■ CHALLENGE
Using the listing below, select the lines with the word "JSON" and copy them.

■ DATA SHOWN
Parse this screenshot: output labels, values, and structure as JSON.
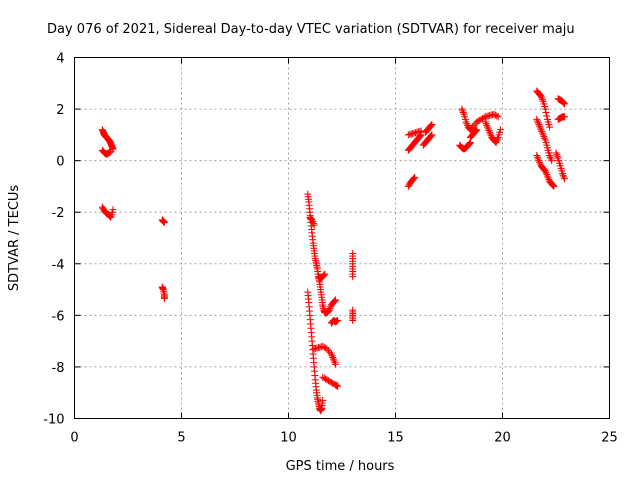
{
  "chart_data": {
    "type": "scatter",
    "title": "Day 076 of 2021, Sidereal Day-to-day VTEC variation (SDTVAR) for receiver maju",
    "xlabel": "GPS time / hours",
    "ylabel": "SDTVAR / TECUs",
    "xlim": [
      0,
      25
    ],
    "ylim": [
      -10,
      4
    ],
    "xticks": [
      "0",
      "5",
      "10",
      "15",
      "20",
      "25"
    ],
    "yticks": [
      "-10",
      "-8",
      "-6",
      "-4",
      "-2",
      "0",
      "2",
      "4"
    ],
    "grid": true,
    "marker": "plus",
    "color": "#ff0000",
    "series": [
      {
        "name": "SDTVAR",
        "segments": [
          {
            "x": [
              1.3,
              1.35,
              1.4,
              1.45,
              1.5,
              1.55,
              1.6,
              1.65,
              1.7,
              1.75,
              1.8
            ],
            "y": [
              1.2,
              1.1,
              1.0,
              0.95,
              0.9,
              0.85,
              0.8,
              0.75,
              0.65,
              0.55,
              0.45
            ]
          },
          {
            "x": [
              1.3,
              1.4,
              1.5,
              1.6,
              1.7
            ],
            "y": [
              0.4,
              0.3,
              0.25,
              0.3,
              0.35
            ]
          },
          {
            "x": [
              1.3,
              1.4,
              1.5,
              1.6,
              1.7,
              1.8
            ],
            "y": [
              -1.8,
              -1.95,
              -2.05,
              -2.1,
              -2.2,
              -1.9
            ]
          },
          {
            "x": [
              4.1,
              4.15,
              4.2
            ],
            "y": [
              -2.3,
              -2.35,
              -2.4
            ]
          },
          {
            "x": [
              4.1,
              4.15,
              4.2,
              4.2
            ],
            "y": [
              -4.9,
              -5.0,
              -5.2,
              -5.35
            ]
          },
          {
            "x": [
              10.9,
              10.95,
              11.0,
              11.05,
              11.1,
              11.15,
              11.2,
              11.25,
              11.3,
              11.35,
              11.4,
              11.45,
              11.5,
              11.55,
              11.6,
              11.65,
              11.7,
              11.8,
              11.9,
              12.0,
              12.1,
              12.2
            ],
            "y": [
              -1.3,
              -1.6,
              -2.0,
              -2.4,
              -2.8,
              -3.2,
              -3.5,
              -3.8,
              -4.0,
              -4.2,
              -4.5,
              -4.7,
              -5.0,
              -5.3,
              -5.6,
              -5.8,
              -5.9,
              -5.9,
              -5.8,
              -5.6,
              -5.5,
              -5.4
            ]
          },
          {
            "x": [
              11.4,
              11.5,
              11.6,
              11.7
            ],
            "y": [
              -4.5,
              -4.55,
              -4.5,
              -4.4
            ]
          },
          {
            "x": [
              11.0,
              11.1,
              11.2
            ],
            "y": [
              -2.2,
              -2.3,
              -2.5
            ]
          },
          {
            "x": [
              10.9,
              10.95,
              11.0,
              11.05,
              11.1,
              11.15,
              11.2,
              11.25,
              11.3,
              11.35,
              11.4,
              11.45,
              11.5,
              11.55,
              11.6
            ],
            "y": [
              -5.1,
              -5.5,
              -6.0,
              -6.5,
              -7.0,
              -7.5,
              -8.0,
              -8.5,
              -8.9,
              -9.2,
              -9.4,
              -9.6,
              -9.7,
              -9.6,
              -9.3
            ]
          },
          {
            "x": [
              11.2,
              11.4,
              11.6,
              11.8,
              12.0,
              12.1,
              12.2
            ],
            "y": [
              -7.3,
              -7.25,
              -7.2,
              -7.3,
              -7.5,
              -7.7,
              -7.9
            ]
          },
          {
            "x": [
              11.6,
              11.8,
              12.0,
              12.2,
              12.3
            ],
            "y": [
              -8.4,
              -8.5,
              -8.6,
              -8.7,
              -8.75
            ]
          },
          {
            "x": [
              12.0,
              12.1,
              12.2,
              12.3
            ],
            "y": [
              -6.3,
              -6.2,
              -6.25,
              -6.2
            ]
          },
          {
            "x": [
              13.0,
              13.0,
              13.0,
              13.0
            ],
            "y": [
              -3.6,
              -3.9,
              -4.2,
              -4.5
            ]
          },
          {
            "x": [
              13.0,
              13.0,
              13.0
            ],
            "y": [
              -5.8,
              -6.0,
              -6.2
            ]
          },
          {
            "x": [
              15.6,
              15.7,
              15.8,
              15.9,
              16.0,
              16.1,
              16.2
            ],
            "y": [
              0.4,
              0.5,
              0.6,
              0.7,
              0.8,
              0.9,
              1.0
            ]
          },
          {
            "x": [
              15.6,
              15.8,
              16.0,
              16.2
            ],
            "y": [
              1.0,
              1.05,
              1.1,
              1.15
            ]
          },
          {
            "x": [
              15.6,
              15.7,
              15.8,
              15.9
            ],
            "y": [
              -1.0,
              -0.85,
              -0.75,
              -0.65
            ]
          },
          {
            "x": [
              16.3,
              16.4,
              16.5,
              16.6,
              16.7
            ],
            "y": [
              0.6,
              0.7,
              0.8,
              0.9,
              1.0
            ]
          },
          {
            "x": [
              16.4,
              16.5,
              16.6,
              16.7
            ],
            "y": [
              1.1,
              1.2,
              1.3,
              1.4
            ]
          },
          {
            "x": [
              18.0,
              18.1,
              18.2,
              18.3,
              18.4,
              18.5
            ],
            "y": [
              0.6,
              0.5,
              0.45,
              0.5,
              0.6,
              0.7
            ]
          },
          {
            "x": [
              18.1,
              18.2,
              18.3,
              18.4,
              18.5,
              18.6,
              18.8,
              19.0,
              19.2,
              19.4,
              19.6,
              19.8
            ],
            "y": [
              2.0,
              1.8,
              1.5,
              1.3,
              1.2,
              1.3,
              1.5,
              1.6,
              1.7,
              1.75,
              1.8,
              1.7
            ]
          },
          {
            "x": [
              18.5,
              18.6,
              18.7,
              18.8
            ],
            "y": [
              0.9,
              1.0,
              1.1,
              1.2
            ]
          },
          {
            "x": [
              19.2,
              19.3,
              19.4,
              19.5,
              19.6,
              19.7,
              19.8,
              19.9
            ],
            "y": [
              1.5,
              1.3,
              1.1,
              0.9,
              0.8,
              0.7,
              0.9,
              1.2
            ]
          },
          {
            "x": [
              21.6,
              21.7,
              21.8,
              21.9,
              22.0,
              22.1,
              22.2
            ],
            "y": [
              2.7,
              2.6,
              2.5,
              2.3,
              2.0,
              1.6,
              1.3
            ]
          },
          {
            "x": [
              21.6,
              21.7,
              21.8,
              21.9,
              22.0,
              22.1,
              22.2,
              22.3
            ],
            "y": [
              1.6,
              1.4,
              1.2,
              1.0,
              0.8,
              0.5,
              0.2,
              0.0
            ]
          },
          {
            "x": [
              21.6,
              21.7,
              21.8,
              21.9,
              22.0,
              22.1,
              22.2,
              22.3,
              22.4
            ],
            "y": [
              0.2,
              0.0,
              -0.2,
              -0.3,
              -0.4,
              -0.6,
              -0.8,
              -0.9,
              -1.0
            ]
          },
          {
            "x": [
              22.6,
              22.7,
              22.8,
              22.9
            ],
            "y": [
              2.4,
              2.35,
              2.3,
              2.2
            ]
          },
          {
            "x": [
              22.6,
              22.7,
              22.8,
              22.9
            ],
            "y": [
              1.6,
              1.65,
              1.7,
              1.7
            ]
          },
          {
            "x": [
              22.5,
              22.6,
              22.7,
              22.8,
              22.9
            ],
            "y": [
              0.3,
              0.1,
              -0.2,
              -0.5,
              -0.7
            ]
          }
        ]
      }
    ]
  }
}
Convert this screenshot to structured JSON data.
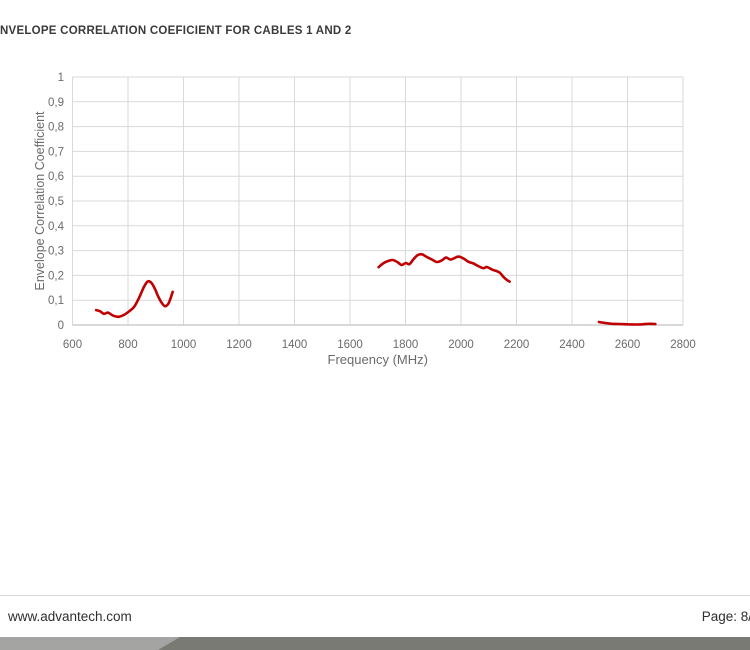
{
  "page": {
    "title_visible": "NVELOPE CORRELATION COEFICIENT FOR CABLES 1 AND 2"
  },
  "footer": {
    "website": "www.advantech.com",
    "page_label": "Page: 8/"
  },
  "colors": {
    "line": "#c00000",
    "gridline": "#d9d9d9",
    "axis_line": "#c2c2c2",
    "tick_label": "#6b6b6b",
    "axis_title": "#6b6b6b",
    "chart_title": "#3a3a3a",
    "footer_bar_light": "#a4a4a2",
    "footer_bar_dark": "#7a7a74",
    "background": "#ffffff"
  },
  "chart_data": {
    "type": "line",
    "title": "NVELOPE CORRELATION COEFICIENT FOR CABLES 1 AND 2",
    "xlabel": "Frequency (MHz)",
    "ylabel": "Envelope Correlation Coefficient",
    "xlim": [
      600,
      2800
    ],
    "ylim": [
      0,
      1
    ],
    "x_ticks": [
      600,
      800,
      1000,
      1200,
      1400,
      1600,
      1800,
      2000,
      2200,
      2400,
      2600,
      2800
    ],
    "y_ticks": [
      {
        "value": 1,
        "label": "1"
      },
      {
        "value": 0.9,
        "label": "0,9"
      },
      {
        "value": 0.8,
        "label": "0,8"
      },
      {
        "value": 0.7,
        "label": "0,7"
      },
      {
        "value": 0.6,
        "label": "0,6"
      },
      {
        "value": 0.5,
        "label": "0,5"
      },
      {
        "value": 0.4,
        "label": "0,4"
      },
      {
        "value": 0.3,
        "label": "0,3"
      },
      {
        "value": 0.2,
        "label": "0,2"
      },
      {
        "value": 0.1,
        "label": "0,1"
      },
      {
        "value": 0,
        "label": "0"
      }
    ],
    "grid": true,
    "legend": "none",
    "series": [
      {
        "color": "#c00000",
        "line_width": 2.6,
        "segments": [
          [
            [
              685,
              0.06
            ],
            [
              700,
              0.055
            ],
            [
              713,
              0.045
            ],
            [
              728,
              0.05
            ],
            [
              746,
              0.038
            ],
            [
              766,
              0.033
            ],
            [
              786,
              0.041
            ],
            [
              806,
              0.057
            ],
            [
              822,
              0.073
            ],
            [
              840,
              0.11
            ],
            [
              858,
              0.155
            ],
            [
              872,
              0.176
            ],
            [
              885,
              0.169
            ],
            [
              897,
              0.146
            ],
            [
              909,
              0.115
            ],
            [
              921,
              0.09
            ],
            [
              933,
              0.076
            ],
            [
              945,
              0.085
            ],
            [
              953,
              0.107
            ],
            [
              961,
              0.134
            ]
          ],
          [
            [
              1703,
              0.233
            ],
            [
              1719,
              0.248
            ],
            [
              1737,
              0.258
            ],
            [
              1755,
              0.262
            ],
            [
              1770,
              0.254
            ],
            [
              1786,
              0.242
            ],
            [
              1801,
              0.25
            ],
            [
              1814,
              0.245
            ],
            [
              1828,
              0.264
            ],
            [
              1843,
              0.281
            ],
            [
              1859,
              0.285
            ],
            [
              1877,
              0.274
            ],
            [
              1895,
              0.264
            ],
            [
              1913,
              0.254
            ],
            [
              1931,
              0.261
            ],
            [
              1946,
              0.272
            ],
            [
              1961,
              0.264
            ],
            [
              1975,
              0.269
            ],
            [
              1991,
              0.276
            ],
            [
              2009,
              0.268
            ],
            [
              2027,
              0.255
            ],
            [
              2045,
              0.248
            ],
            [
              2063,
              0.237
            ],
            [
              2081,
              0.229
            ],
            [
              2093,
              0.234
            ],
            [
              2111,
              0.224
            ],
            [
              2129,
              0.217
            ],
            [
              2141,
              0.21
            ],
            [
              2153,
              0.194
            ],
            [
              2165,
              0.182
            ],
            [
              2175,
              0.175
            ]
          ],
          [
            [
              2497,
              0.012
            ],
            [
              2520,
              0.008
            ],
            [
              2545,
              0.005
            ],
            [
              2570,
              0.004
            ],
            [
              2600,
              0.003
            ],
            [
              2630,
              0.002
            ],
            [
              2655,
              0.003
            ],
            [
              2676,
              0.005
            ],
            [
              2700,
              0.004
            ]
          ]
        ]
      }
    ]
  }
}
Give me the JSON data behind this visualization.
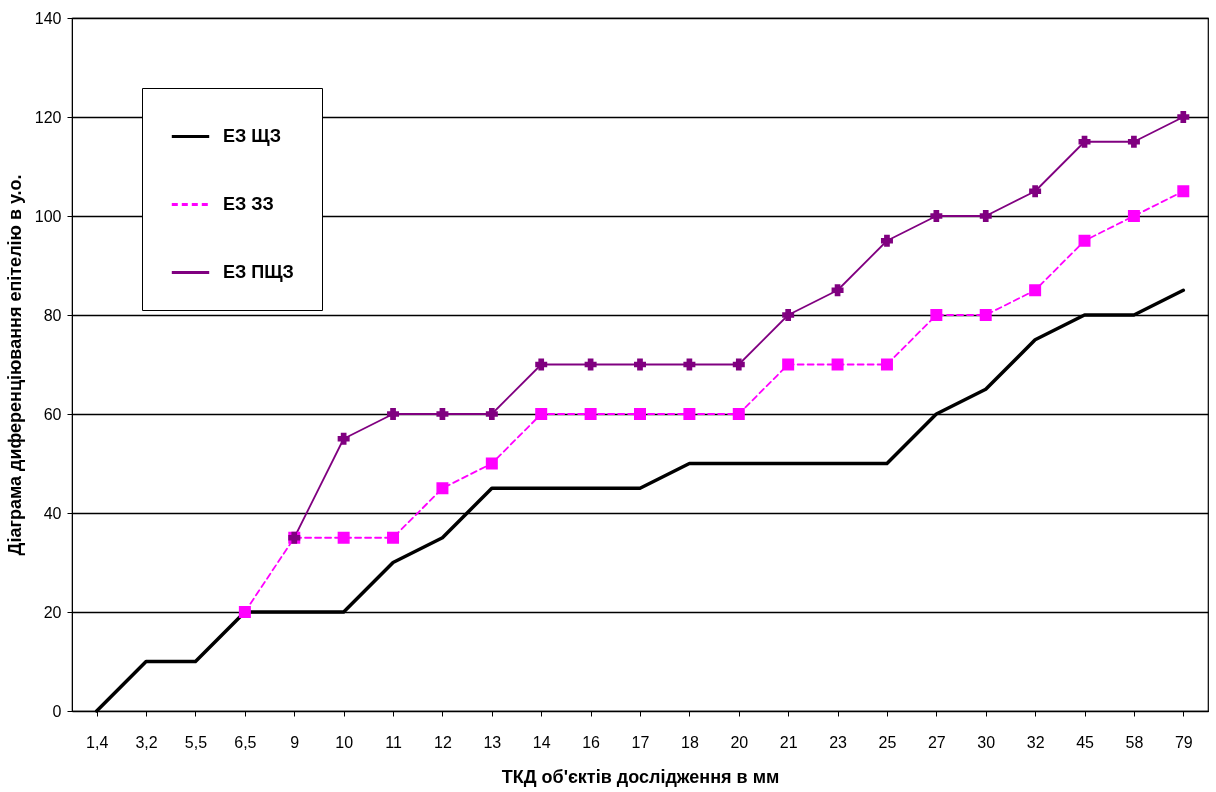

■ RESPONSE FOR THIS EXERCISE
Parse this screenshot: output labels, values, and structure as JSON.
Convert this screenshot to structured JSON data.
Give me the JSON data behind this visualization.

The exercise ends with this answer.